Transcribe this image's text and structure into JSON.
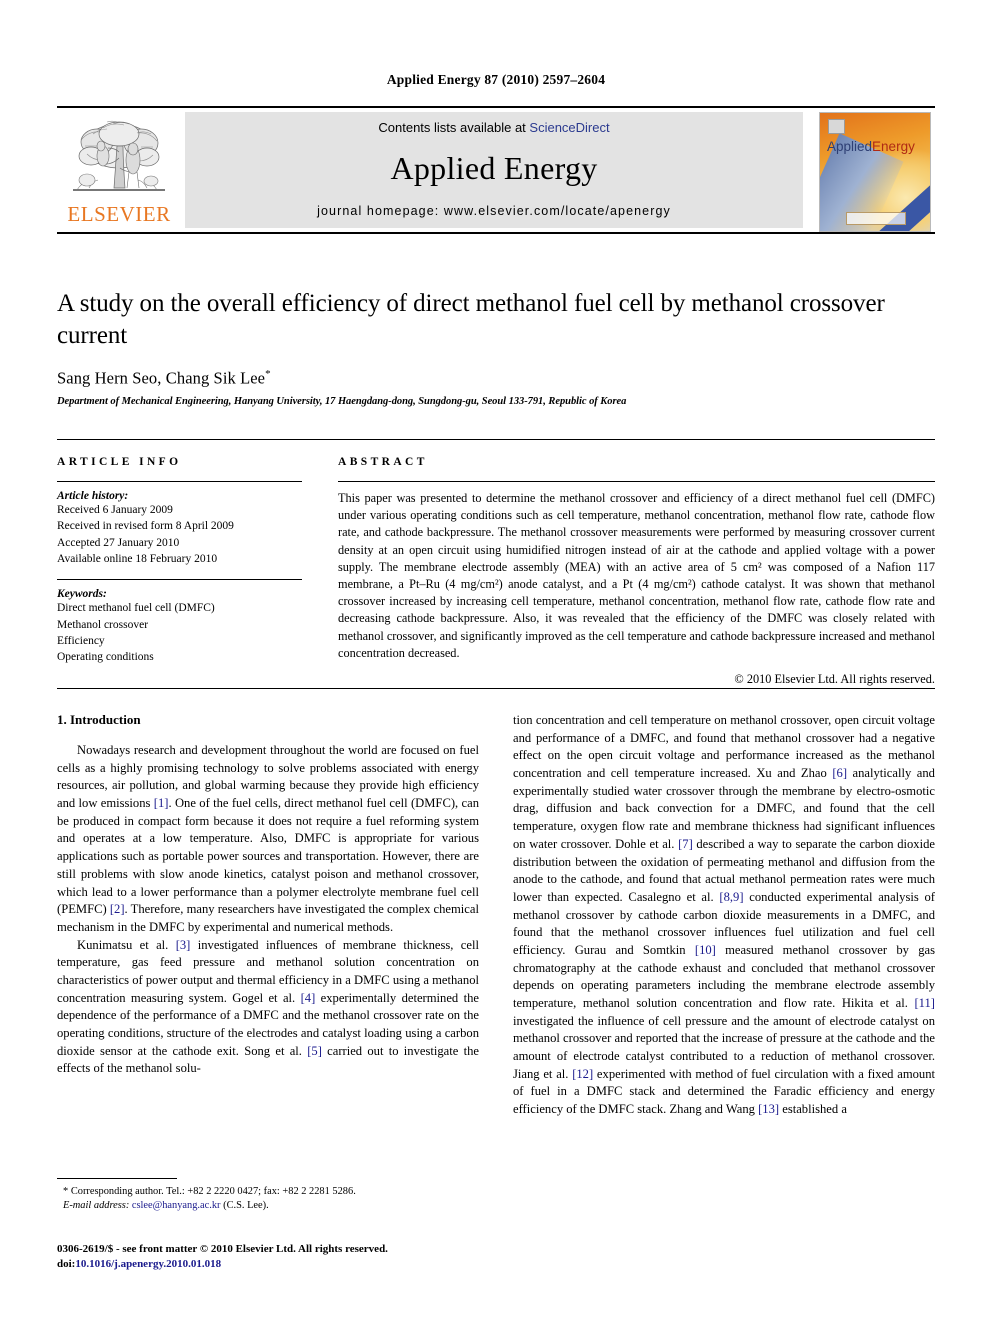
{
  "running_head": "Applied Energy 87 (2010) 2597–2604",
  "masthead": {
    "publisher_name": "ELSEVIER",
    "contents_prefix": "Contents lists available at ",
    "contents_link": "ScienceDirect",
    "journal_name": "Applied Energy",
    "homepage": "journal homepage: www.elsevier.com/locate/apenergy",
    "cover_title_a": "Applied",
    "cover_title_b": "Energy"
  },
  "article": {
    "title": "A study on the overall efficiency of direct methanol fuel cell by methanol crossover current",
    "authors": "Sang Hern Seo, Chang Sik Lee",
    "author_marker": "*",
    "affiliation": "Department of Mechanical Engineering, Hanyang University, 17 Haengdang-dong, Sungdong-gu, Seoul 133-791, Republic of Korea"
  },
  "info": {
    "heading": "ARTICLE INFO",
    "history_label": "Article history:",
    "history": [
      "Received 6 January 2009",
      "Received in revised form 8 April 2009",
      "Accepted 27 January 2010",
      "Available online 18 February 2010"
    ],
    "keywords_label": "Keywords:",
    "keywords": [
      "Direct methanol fuel cell (DMFC)",
      "Methanol crossover",
      "Efficiency",
      "Operating conditions"
    ]
  },
  "abstract": {
    "heading": "ABSTRACT",
    "text": "This paper was presented to determine the methanol crossover and efficiency of a direct methanol fuel cell (DMFC) under various operating conditions such as cell temperature, methanol concentration, methanol flow rate, cathode flow rate, and cathode backpressure. The methanol crossover measurements were performed by measuring crossover current density at an open circuit using humidified nitrogen instead of air at the cathode and applied voltage with a power supply. The membrane electrode assembly (MEA) with an active area of 5 cm² was composed of a Nafion 117 membrane, a Pt–Ru (4 mg/cm²) anode catalyst, and a Pt (4 mg/cm²) cathode catalyst. It was shown that methanol crossover increased by increasing cell temperature, methanol concentration, methanol flow rate, cathode flow rate and decreasing cathode backpressure. Also, it was revealed that the efficiency of the DMFC was closely related with methanol crossover, and significantly improved as the cell temperature and cathode backpressure increased and methanol concentration decreased.",
    "copyright": "© 2010 Elsevier Ltd. All rights reserved."
  },
  "body": {
    "section_number_title": "1. Introduction",
    "left_para_1_a": "Nowadays research and development throughout the world are focused on fuel cells as a highly promising technology to solve problems associated with energy resources, air pollution, and global warming because they provide high efficiency and low emissions ",
    "left_para_1_ref1": "[1]",
    "left_para_1_b": ". One of the fuel cells, direct methanol fuel cell (DMFC), can be produced in compact form because it does not require a fuel reforming system and operates at a low temperature. Also, DMFC is appropriate for various applications such as portable power sources and transportation. However, there are still problems with slow anode kinetics, catalyst poison and methanol crossover, which lead to a lower performance than a polymer electrolyte membrane fuel cell (PEMFC) ",
    "left_para_1_ref2": "[2]",
    "left_para_1_c": ". Therefore, many researchers have investigated the complex chemical mechanism in the DMFC by experimental and numerical methods.",
    "left_para_2_a": "Kunimatsu et al. ",
    "left_para_2_ref3": "[3]",
    "left_para_2_b": " investigated influences of membrane thickness, cell temperature, gas feed pressure and methanol solution concentration on characteristics of power output and thermal efficiency in a DMFC using a methanol concentration measuring system. Gogel et al. ",
    "left_para_2_ref4": "[4]",
    "left_para_2_c": " experimentally determined the dependence of the performance of a DMFC and the methanol crossover rate on the operating conditions, structure of the electrodes and catalyst loading using a carbon dioxide sensor at the cathode exit. Song et al. ",
    "left_para_2_ref5": "[5]",
    "left_para_2_d": " carried out to investigate the effects of the methanol solu-",
    "right_a": "tion concentration and cell temperature on methanol crossover, open circuit voltage and performance of a DMFC, and found that methanol crossover had a negative effect on the open circuit voltage and performance increased as the methanol concentration and cell temperature increased. Xu and Zhao ",
    "right_ref6": "[6]",
    "right_b": " analytically and experimentally studied water crossover through the membrane by electro-osmotic drag, diffusion and back convection for a DMFC, and found that the cell temperature, oxygen flow rate and membrane thickness had significant influences on water crossover. Dohle et al. ",
    "right_ref7": "[7]",
    "right_c": " described a way to separate the carbon dioxide distribution between the oxidation of permeating methanol and diffusion from the anode to the cathode, and found that actual methanol permeation rates were much lower than expected. Casalegno et al. ",
    "right_ref89": "[8,9]",
    "right_d": " conducted experimental analysis of methanol crossover by cathode carbon dioxide measurements in a DMFC, and found that the methanol crossover influences fuel utilization and fuel cell efficiency. Gurau and Somtkin ",
    "right_ref10": "[10]",
    "right_e": " measured methanol crossover by gas chromatography at the cathode exhaust and concluded that methanol crossover depends on operating parameters including the membrane electrode assembly temperature, methanol solution concentration and flow rate. Hikita et al. ",
    "right_ref11": "[11]",
    "right_f": " investigated the influence of cell pressure and the amount of electrode catalyst on methanol crossover and reported that the increase of pressure at the cathode and the amount of electrode catalyst contributed to a reduction of methanol crossover. Jiang et al. ",
    "right_ref12": "[12]",
    "right_g": " experimented with method of fuel circulation with a fixed amount of fuel in a DMFC stack and determined the Faradic efficiency and energy efficiency of the DMFC stack. Zhang and Wang ",
    "right_ref13": "[13]",
    "right_h": " established a"
  },
  "footnotes": {
    "corresponding_marker": "*",
    "corresponding": "Corresponding author. Tel.: +82 2 2220 0427; fax: +82 2 2281 5286.",
    "email_label": "E-mail address:",
    "email": "cslee@hanyang.ac.kr",
    "email_owner": "(C.S. Lee).",
    "issn_line": "0306-2619/$ - see front matter © 2010 Elsevier Ltd. All rights reserved.",
    "doi_label": "doi:",
    "doi_value": "10.1016/j.apenergy.2010.01.018"
  }
}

• • • •

• **Exercise brief**: Output each record above exactly as it stands, excluding all pictures.

• **Solved exercise**:
Transcribe this image's text and structure into JSON.
{
  "running_head": "Applied Energy 87 (2010) 2597–2604",
  "masthead": {
    "publisher_name": "ELSEVIER",
    "contents_prefix": "Contents lists available at ",
    "contents_link": "ScienceDirect",
    "journal_name": "Applied Energy",
    "homepage": "journal homepage: www.elsevier.com/locate/apenergy",
    "cover_title_a": "Applied",
    "cover_title_b": "Energy"
  },
  "article": {
    "title": "A study on the overall efficiency of direct methanol fuel cell by methanol crossover current",
    "authors": "Sang Hern Seo, Chang Sik Lee",
    "author_marker": "*",
    "affiliation": "Department of Mechanical Engineering, Hanyang University, 17 Haengdang-dong, Sungdong-gu, Seoul 133-791, Republic of Korea"
  },
  "info": {
    "heading": "ARTICLE INFO",
    "history_label": "Article history:",
    "history": [
      "Received 6 January 2009",
      "Received in revised form 8 April 2009",
      "Accepted 27 January 2010",
      "Available online 18 February 2010"
    ],
    "keywords_label": "Keywords:",
    "keywords": [
      "Direct methanol fuel cell (DMFC)",
      "Methanol crossover",
      "Efficiency",
      "Operating conditions"
    ]
  },
  "abstract": {
    "heading": "ABSTRACT",
    "text": "This paper was presented to determine the methanol crossover and efficiency of a direct methanol fuel cell (DMFC) under various operating conditions such as cell temperature, methanol concentration, methanol flow rate, cathode flow rate, and cathode backpressure. The methanol crossover measurements were performed by measuring crossover current density at an open circuit using humidified nitrogen instead of air at the cathode and applied voltage with a power supply. The membrane electrode assembly (MEA) with an active area of 5 cm² was composed of a Nafion 117 membrane, a Pt–Ru (4 mg/cm²) anode catalyst, and a Pt (4 mg/cm²) cathode catalyst. It was shown that methanol crossover increased by increasing cell temperature, methanol concentration, methanol flow rate, cathode flow rate and decreasing cathode backpressure. Also, it was revealed that the efficiency of the DMFC was closely related with methanol crossover, and significantly improved as the cell temperature and cathode backpressure increased and methanol concentration decreased.",
    "copyright": "© 2010 Elsevier Ltd. All rights reserved."
  },
  "body": {
    "section_number_title": "1. Introduction",
    "left_para_1_a": "Nowadays research and development throughout the world are focused on fuel cells as a highly promising technology to solve problems associated with energy resources, air pollution, and global warming because they provide high efficiency and low emissions ",
    "left_para_1_ref1": "[1]",
    "left_para_1_b": ". One of the fuel cells, direct methanol fuel cell (DMFC), can be produced in compact form because it does not require a fuel reforming system and operates at a low temperature. Also, DMFC is appropriate for various applications such as portable power sources and transportation. However, there are still problems with slow anode kinetics, catalyst poison and methanol crossover, which lead to a lower performance than a polymer electrolyte membrane fuel cell (PEMFC) ",
    "left_para_1_ref2": "[2]",
    "left_para_1_c": ". Therefore, many researchers have investigated the complex chemical mechanism in the DMFC by experimental and numerical methods.",
    "left_para_2_a": "Kunimatsu et al. ",
    "left_para_2_ref3": "[3]",
    "left_para_2_b": " investigated influences of membrane thickness, cell temperature, gas feed pressure and methanol solution concentration on characteristics of power output and thermal efficiency in a DMFC using a methanol concentration measuring system. Gogel et al. ",
    "left_para_2_ref4": "[4]",
    "left_para_2_c": " experimentally determined the dependence of the performance of a DMFC and the methanol crossover rate on the operating conditions, structure of the electrodes and catalyst loading using a carbon dioxide sensor at the cathode exit. Song et al. ",
    "left_para_2_ref5": "[5]",
    "left_para_2_d": " carried out to investigate the effects of the methanol solu-",
    "right_a": "tion concentration and cell temperature on methanol crossover, open circuit voltage and performance of a DMFC, and found that methanol crossover had a negative effect on the open circuit voltage and performance increased as the methanol concentration and cell temperature increased. Xu and Zhao ",
    "right_ref6": "[6]",
    "right_b": " analytically and experimentally studied water crossover through the membrane by electro-osmotic drag, diffusion and back convection for a DMFC, and found that the cell temperature, oxygen flow rate and membrane thickness had significant influences on water crossover. Dohle et al. ",
    "right_ref7": "[7]",
    "right_c": " described a way to separate the carbon dioxide distribution between the oxidation of permeating methanol and diffusion from the anode to the cathode, and found that actual methanol permeation rates were much lower than expected. Casalegno et al. ",
    "right_ref89": "[8,9]",
    "right_d": " conducted experimental analysis of methanol crossover by cathode carbon dioxide measurements in a DMFC, and found that the methanol crossover influences fuel utilization and fuel cell efficiency. Gurau and Somtkin ",
    "right_ref10": "[10]",
    "right_e": " measured methanol crossover by gas chromatography at the cathode exhaust and concluded that methanol crossover depends on operating parameters including the membrane electrode assembly temperature, methanol solution concentration and flow rate. Hikita et al. ",
    "right_ref11": "[11]",
    "right_f": " investigated the influence of cell pressure and the amount of electrode catalyst on methanol crossover and reported that the increase of pressure at the cathode and the amount of electrode catalyst contributed to a reduction of methanol crossover. Jiang et al. ",
    "right_ref12": "[12]",
    "right_g": " experimented with method of fuel circulation with a fixed amount of fuel in a DMFC stack and determined the Faradic efficiency and energy efficiency of the DMFC stack. Zhang and Wang ",
    "right_ref13": "[13]",
    "right_h": " established a"
  },
  "footnotes": {
    "corresponding_marker": "*",
    "corresponding": "Corresponding author. Tel.: +82 2 2220 0427; fax: +82 2 2281 5286.",
    "email_label": "E-mail address:",
    "email": "cslee@hanyang.ac.kr",
    "email_owner": "(C.S. Lee).",
    "issn_line": "0306-2619/$ - see front matter © 2010 Elsevier Ltd. All rights reserved.",
    "doi_label": "doi:",
    "doi_value": "10.1016/j.apenergy.2010.01.018"
  }
}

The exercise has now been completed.